GIVEN TASK:
Skip the pictures. Transcribe the rest of the data below without changing a word.

Excerpts from a figure dataset:
────────────────────

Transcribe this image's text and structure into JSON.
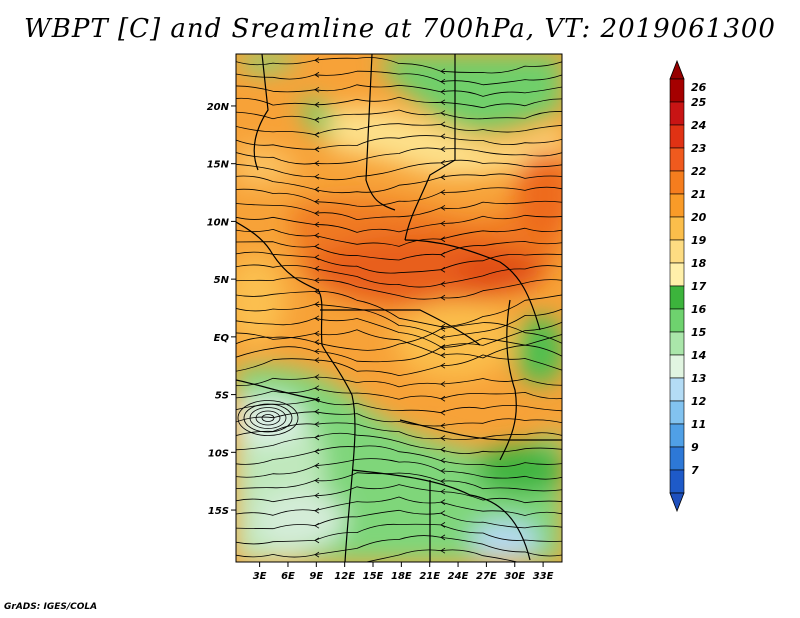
{
  "title": "WBPT [C] and Sreamline at 700hPa, VT: 2019061300",
  "credit": "GrADS: IGES/COLA",
  "map": {
    "lat_ticks": [
      "20N",
      "15N",
      "10N",
      "5N",
      "EQ",
      "5S",
      "10S",
      "15S"
    ],
    "lat_values": [
      20,
      15,
      10,
      5,
      0,
      -5,
      -10,
      -15
    ],
    "lon_ticks": [
      "3E",
      "6E",
      "9E",
      "12E",
      "15E",
      "18E",
      "21E",
      "24E",
      "27E",
      "30E",
      "33E"
    ],
    "lon_values": [
      3,
      6,
      9,
      12,
      15,
      18,
      21,
      24,
      27,
      30,
      33
    ],
    "lat_range": [
      -19.5,
      24.5
    ],
    "lon_range": [
      0.5,
      35
    ]
  },
  "colorbar": {
    "labels": [
      "26",
      "25",
      "24",
      "23",
      "22",
      "21",
      "20",
      "19",
      "18",
      "17",
      "16",
      "15",
      "14",
      "13",
      "12",
      "11",
      "9",
      "7"
    ],
    "colors": [
      "#a50000",
      "#c81414",
      "#e03214",
      "#f05a1e",
      "#f57d1e",
      "#f99b28",
      "#fbbe4b",
      "#fddc82",
      "#fff0aa",
      "#3cb43c",
      "#6ed26e",
      "#aae6aa",
      "#e1f5e1",
      "#b4dcf5",
      "#82c3f0",
      "#50a0e6",
      "#2d78d7",
      "#1e5ac8"
    ],
    "top_color": "#960000",
    "bottom_color": "#1e50be"
  }
}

────────────────────

FINISHED TASK:
Transcribe this image's text and structure into JSON.
{
  "title": "WBPT [C] and Sreamline at 700hPa, VT: 2019061300",
  "credit": "GrADS: IGES/COLA",
  "map": {
    "lat_ticks": [
      "20N",
      "15N",
      "10N",
      "5N",
      "EQ",
      "5S",
      "10S",
      "15S"
    ],
    "lat_values": [
      20,
      15,
      10,
      5,
      0,
      -5,
      -10,
      -15
    ],
    "lon_ticks": [
      "3E",
      "6E",
      "9E",
      "12E",
      "15E",
      "18E",
      "21E",
      "24E",
      "27E",
      "30E",
      "33E"
    ],
    "lon_values": [
      3,
      6,
      9,
      12,
      15,
      18,
      21,
      24,
      27,
      30,
      33
    ],
    "lat_range": [
      -19.5,
      24.5
    ],
    "lon_range": [
      0.5,
      35
    ]
  },
  "colorbar": {
    "labels": [
      "26",
      "25",
      "24",
      "23",
      "22",
      "21",
      "20",
      "19",
      "18",
      "17",
      "16",
      "15",
      "14",
      "13",
      "12",
      "11",
      "9",
      "7"
    ],
    "colors": [
      "#a50000",
      "#c81414",
      "#e03214",
      "#f05a1e",
      "#f57d1e",
      "#f99b28",
      "#fbbe4b",
      "#fddc82",
      "#fff0aa",
      "#3cb43c",
      "#6ed26e",
      "#aae6aa",
      "#e1f5e1",
      "#b4dcf5",
      "#82c3f0",
      "#50a0e6",
      "#2d78d7",
      "#1e5ac8"
    ],
    "top_color": "#960000",
    "bottom_color": "#1e50be"
  }
}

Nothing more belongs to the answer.